→ EXERCISE MATERIALS
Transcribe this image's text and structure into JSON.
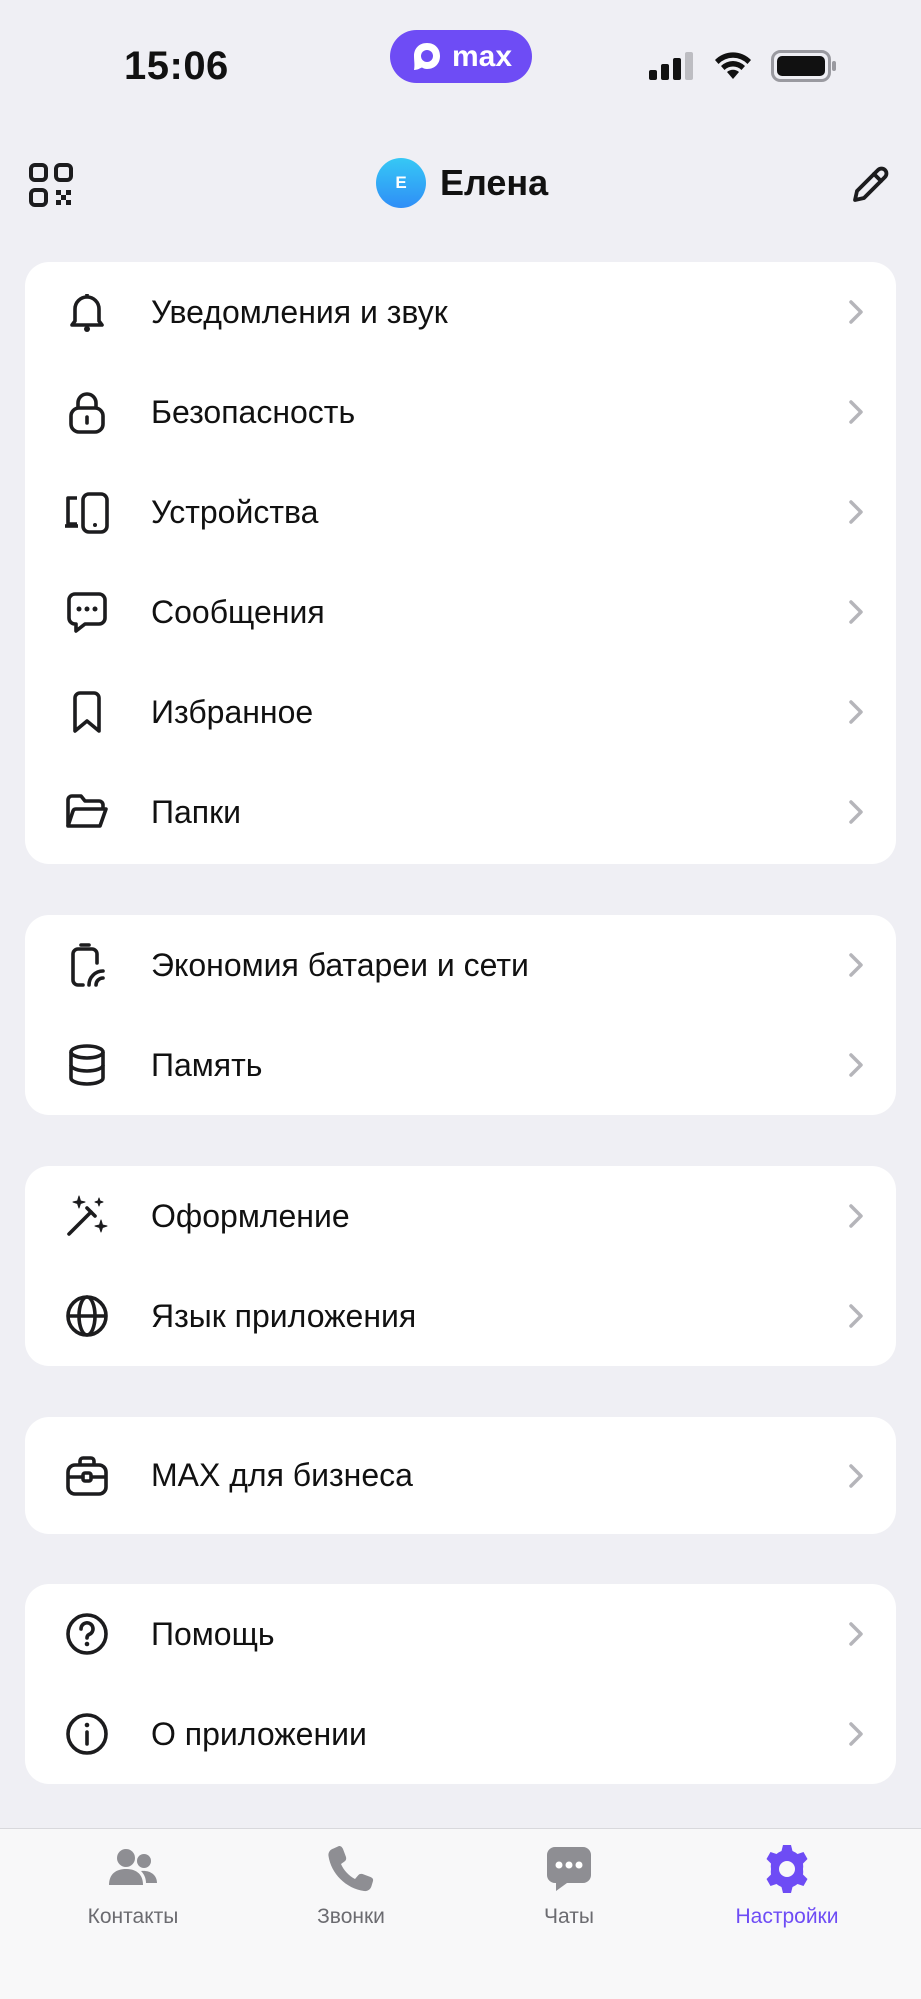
{
  "status_bar": {
    "time": "15:06",
    "app_pill": "max",
    "pill_color": "#6e4cf5"
  },
  "header": {
    "avatar_initial": "Е",
    "profile_name": "Елена",
    "left_icon": "qr-code-icon",
    "right_icon": "pencil-icon"
  },
  "groups": [
    {
      "items": [
        {
          "icon": "bell-icon",
          "label": "Уведомления и звук"
        },
        {
          "icon": "lock-icon",
          "label": "Безопасность"
        },
        {
          "icon": "devices-icon",
          "label": "Устройства"
        },
        {
          "icon": "chat-bubble-icon",
          "label": "Сообщения"
        },
        {
          "icon": "bookmark-icon",
          "label": "Избранное"
        },
        {
          "icon": "folder-icon",
          "label": "Папки"
        }
      ]
    },
    {
      "items": [
        {
          "icon": "battery-saver-icon",
          "label": "Экономия батареи и сети"
        },
        {
          "icon": "database-icon",
          "label": "Память"
        }
      ]
    },
    {
      "items": [
        {
          "icon": "magic-wand-icon",
          "label": "Оформление"
        },
        {
          "icon": "globe-icon",
          "label": "Язык приложения"
        }
      ]
    },
    {
      "items": [
        {
          "icon": "briefcase-icon",
          "label": "MAX для бизнеса"
        }
      ]
    },
    {
      "items": [
        {
          "icon": "help-icon",
          "label": "Помощь"
        },
        {
          "icon": "info-icon",
          "label": "О приложении"
        }
      ]
    }
  ],
  "tabbar": {
    "tabs": [
      {
        "icon": "contacts-icon",
        "label": "Контакты",
        "active": false
      },
      {
        "icon": "phone-icon",
        "label": "Звонки",
        "active": false
      },
      {
        "icon": "chats-icon",
        "label": "Чаты",
        "active": false
      },
      {
        "icon": "settings-gear-icon",
        "label": "Настройки",
        "active": true
      }
    ],
    "active_color": "#6e4cf5",
    "inactive_color": "#8e8e93"
  }
}
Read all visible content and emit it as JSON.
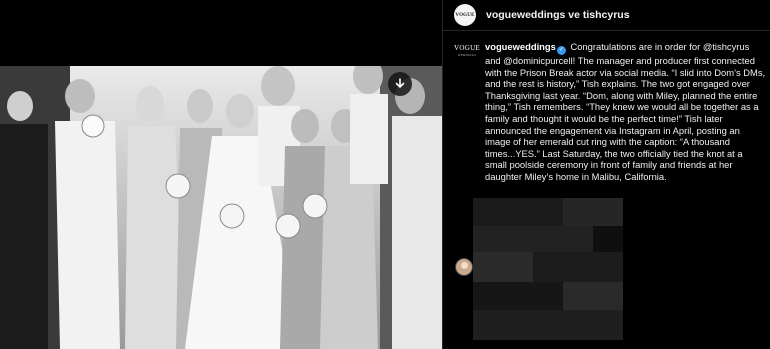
{
  "header": {
    "avatar_text": "VOGUE",
    "title": "vogueweddings ve tishcyrus"
  },
  "caption": {
    "avatar_text": "VOGUE",
    "avatar_sub": "WEDDINGS",
    "username": "vogueweddings",
    "text": "Congratulations are in order for @tishcyrus and @dominicpurcell! The manager and producer first connected with the Prison Break actor via social media. “I slid into Dom’s DMs, and the rest is history,” Tish explains. The two got engaged over Thanksgiving last year. “Dom, along with Miley, planned the entire thing,” Tish remembers. “They knew we would all be together as a family and thought it would be the perfect time!” Tish later announced the engagement via Instagram in April, posting an image of her emerald cut ring with the caption: “A thousand times...YES.” Last Saturday, the two officially tied the knot at a small poolside ceremony in front of family and friends at her daughter Miley’s home in Malibu, California."
  },
  "icons": {
    "verified": "verified-badge-icon",
    "download": "download-arrow-icon"
  },
  "colors": {
    "background": "#000000",
    "verified": "#3897f0",
    "text": "#f0f0f0"
  }
}
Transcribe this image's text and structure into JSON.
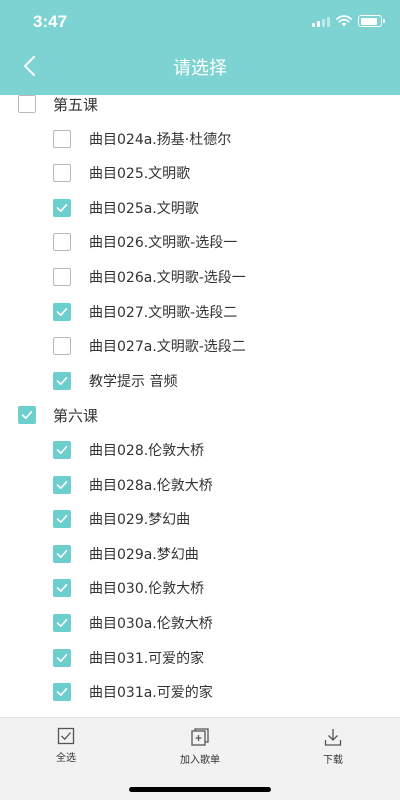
{
  "status_bar": {
    "time": "3:47"
  },
  "header": {
    "title": "请选择"
  },
  "colors": {
    "accent": "#7dd3d1",
    "checkbox_checked": "#6ccfcd"
  },
  "items": [
    {
      "label": "第五课",
      "checked": false,
      "level": 0
    },
    {
      "label": "曲目024a.扬基·杜德尔",
      "checked": false,
      "level": 1
    },
    {
      "label": "曲目025.文明歌",
      "checked": false,
      "level": 1
    },
    {
      "label": "曲目025a.文明歌",
      "checked": true,
      "level": 1
    },
    {
      "label": "曲目026.文明歌-选段一",
      "checked": false,
      "level": 1
    },
    {
      "label": "曲目026a.文明歌-选段一",
      "checked": false,
      "level": 1
    },
    {
      "label": "曲目027.文明歌-选段二",
      "checked": true,
      "level": 1
    },
    {
      "label": "曲目027a.文明歌-选段二",
      "checked": false,
      "level": 1
    },
    {
      "label": "教学提示 音频",
      "checked": true,
      "level": 1
    },
    {
      "label": "第六课",
      "checked": true,
      "level": 0
    },
    {
      "label": "曲目028.伦敦大桥",
      "checked": true,
      "level": 1
    },
    {
      "label": "曲目028a.伦敦大桥",
      "checked": true,
      "level": 1
    },
    {
      "label": "曲目029.梦幻曲",
      "checked": true,
      "level": 1
    },
    {
      "label": "曲目029a.梦幻曲",
      "checked": true,
      "level": 1
    },
    {
      "label": "曲目030.伦敦大桥",
      "checked": true,
      "level": 1
    },
    {
      "label": "曲目030a.伦敦大桥",
      "checked": true,
      "level": 1
    },
    {
      "label": "曲目031.可爱的家",
      "checked": true,
      "level": 1
    },
    {
      "label": "曲目031a.可爱的家",
      "checked": true,
      "level": 1
    }
  ],
  "toolbar": {
    "select_all": "全选",
    "add_to_playlist": "加入歌单",
    "download": "下载"
  }
}
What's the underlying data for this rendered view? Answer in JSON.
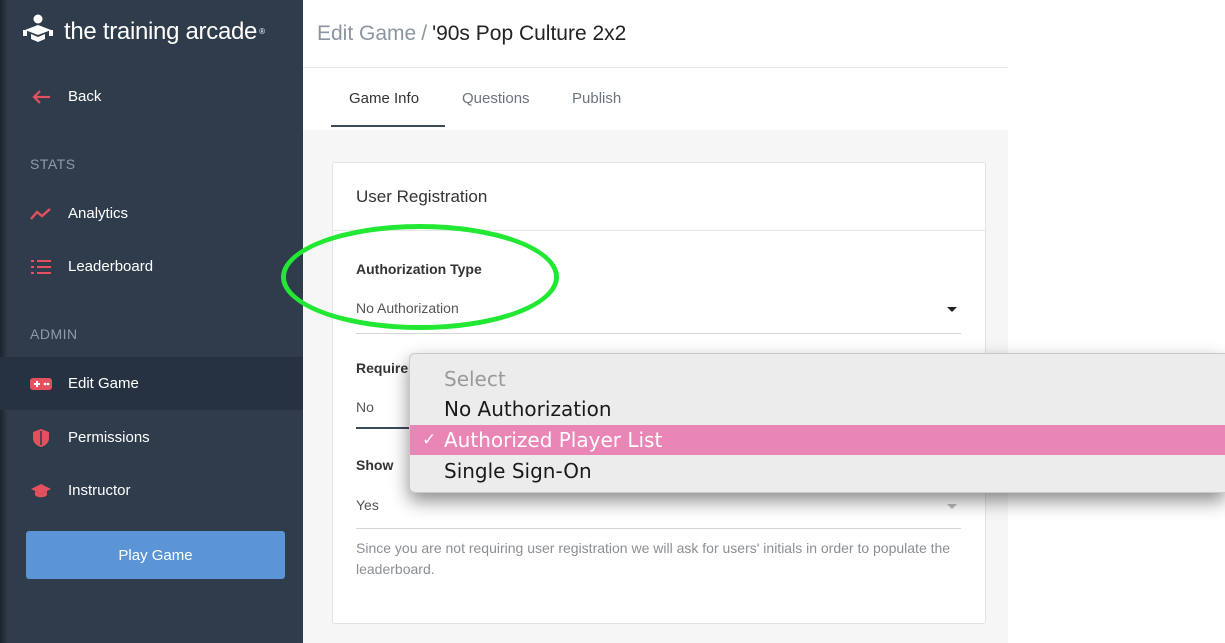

→ SHORT EXERCISE
Reproduce each record above by retyping it exactly; omit all images.

→ OUTPUT
Transcribe this image's text and structure into JSON.
{
  "status_bar": {
    "time": "15:06",
    "app_pill": "max",
    "pill_color": "#6e4cf5"
  },
  "header": {
    "avatar_initial": "Е",
    "profile_name": "Елена",
    "left_icon": "qr-code-icon",
    "right_icon": "pencil-icon"
  },
  "groups": [
    {
      "items": [
        {
          "icon": "bell-icon",
          "label": "Уведомления и звук"
        },
        {
          "icon": "lock-icon",
          "label": "Безопасность"
        },
        {
          "icon": "devices-icon",
          "label": "Устройства"
        },
        {
          "icon": "chat-bubble-icon",
          "label": "Сообщения"
        },
        {
          "icon": "bookmark-icon",
          "label": "Избранное"
        },
        {
          "icon": "folder-icon",
          "label": "Папки"
        }
      ]
    },
    {
      "items": [
        {
          "icon": "battery-saver-icon",
          "label": "Экономия батареи и сети"
        },
        {
          "icon": "database-icon",
          "label": "Память"
        }
      ]
    },
    {
      "items": [
        {
          "icon": "magic-wand-icon",
          "label": "Оформление"
        },
        {
          "icon": "globe-icon",
          "label": "Язык приложения"
        }
      ]
    },
    {
      "items": [
        {
          "icon": "briefcase-icon",
          "label": "MAX для бизнеса"
        }
      ]
    },
    {
      "items": [
        {
          "icon": "help-icon",
          "label": "Помощь"
        },
        {
          "icon": "info-icon",
          "label": "О приложении"
        }
      ]
    }
  ],
  "tabbar": {
    "tabs": [
      {
        "icon": "contacts-icon",
        "label": "Контакты",
        "active": false
      },
      {
        "icon": "phone-icon",
        "label": "Звонки",
        "active": false
      },
      {
        "icon": "chats-icon",
        "label": "Чаты",
        "active": false
      },
      {
        "icon": "settings-gear-icon",
        "label": "Настройки",
        "active": true
      }
    ],
    "active_color": "#6e4cf5",
    "inactive_color": "#8e8e93"
  }
}
Read all visible content and emit it as JSON.
{
  "header": {
    "avatar_text": "VOGUE",
    "title": "vogueweddings ve tishcyrus"
  },
  "caption": {
    "avatar_text": "VOGUE",
    "avatar_sub": "WEDDINGS",
    "username": "vogueweddings",
    "text": "Congratulations are in order for @tishcyrus and @dominicpurcell! The manager and producer first connected with the Prison Break actor via social media. “I slid into Dom’s DMs, and the rest is history,” Tish explains. The two got engaged over Thanksgiving last year. “Dom, along with Miley, planned the entire thing,” Tish remembers. “They knew we would all be together as a family and thought it would be the perfect time!” Tish later announced the engagement via Instagram in April, posting an image of her emerald cut ring with the caption: “A thousand times...YES.” Last Saturday, the two officially tied the knot at a small poolside ceremony in front of family and friends at her daughter Miley’s home in Malibu, California."
  },
  "icons": {
    "verified": "verified-badge-icon",
    "download": "download-arrow-icon"
  },
  "colors": {
    "background": "#000000",
    "verified": "#3897f0",
    "text": "#f0f0f0"
  }
}
Transcribe this image's text and structure into JSON.
{
  "status_bar": {
    "time": "3:47"
  },
  "header": {
    "title": "请选择"
  },
  "colors": {
    "accent": "#7dd3d1",
    "checkbox_checked": "#6ccfcd"
  },
  "items": [
    {
      "label": "第五课",
      "checked": false,
      "level": 0
    },
    {
      "label": "曲目024a.扬基·杜德尔",
      "checked": false,
      "level": 1
    },
    {
      "label": "曲目025.文明歌",
      "checked": false,
      "level": 1
    },
    {
      "label": "曲目025a.文明歌",
      "checked": true,
      "level": 1
    },
    {
      "label": "曲目026.文明歌-选段一",
      "checked": false,
      "level": 1
    },
    {
      "label": "曲目026a.文明歌-选段一",
      "checked": false,
      "level": 1
    },
    {
      "label": "曲目027.文明歌-选段二",
      "checked": true,
      "level": 1
    },
    {
      "label": "曲目027a.文明歌-选段二",
      "checked": false,
      "level": 1
    },
    {
      "label": "教学提示 音频",
      "checked": true,
      "level": 1
    },
    {
      "label": "第六课",
      "checked": true,
      "level": 0
    },
    {
      "label": "曲目028.伦敦大桥",
      "checked": true,
      "level": 1
    },
    {
      "label": "曲目028a.伦敦大桥",
      "checked": true,
      "level": 1
    },
    {
      "label": "曲目029.梦幻曲",
      "checked": true,
      "level": 1
    },
    {
      "label": "曲目029a.梦幻曲",
      "checked": true,
      "level": 1
    },
    {
      "label": "曲目030.伦敦大桥",
      "checked": true,
      "level": 1
    },
    {
      "label": "曲目030a.伦敦大桥",
      "checked": true,
      "level": 1
    },
    {
      "label": "曲目031.可爱的家",
      "checked": true,
      "level": 1
    },
    {
      "label": "曲目031a.可爱的家",
      "checked": true,
      "level": 1
    }
  ],
  "toolbar": {
    "select_all": "全选",
    "add_to_playlist": "加入歌单",
    "download": "下载"
  }
}
What's the underlying data for this rendered view? Answer in JSON.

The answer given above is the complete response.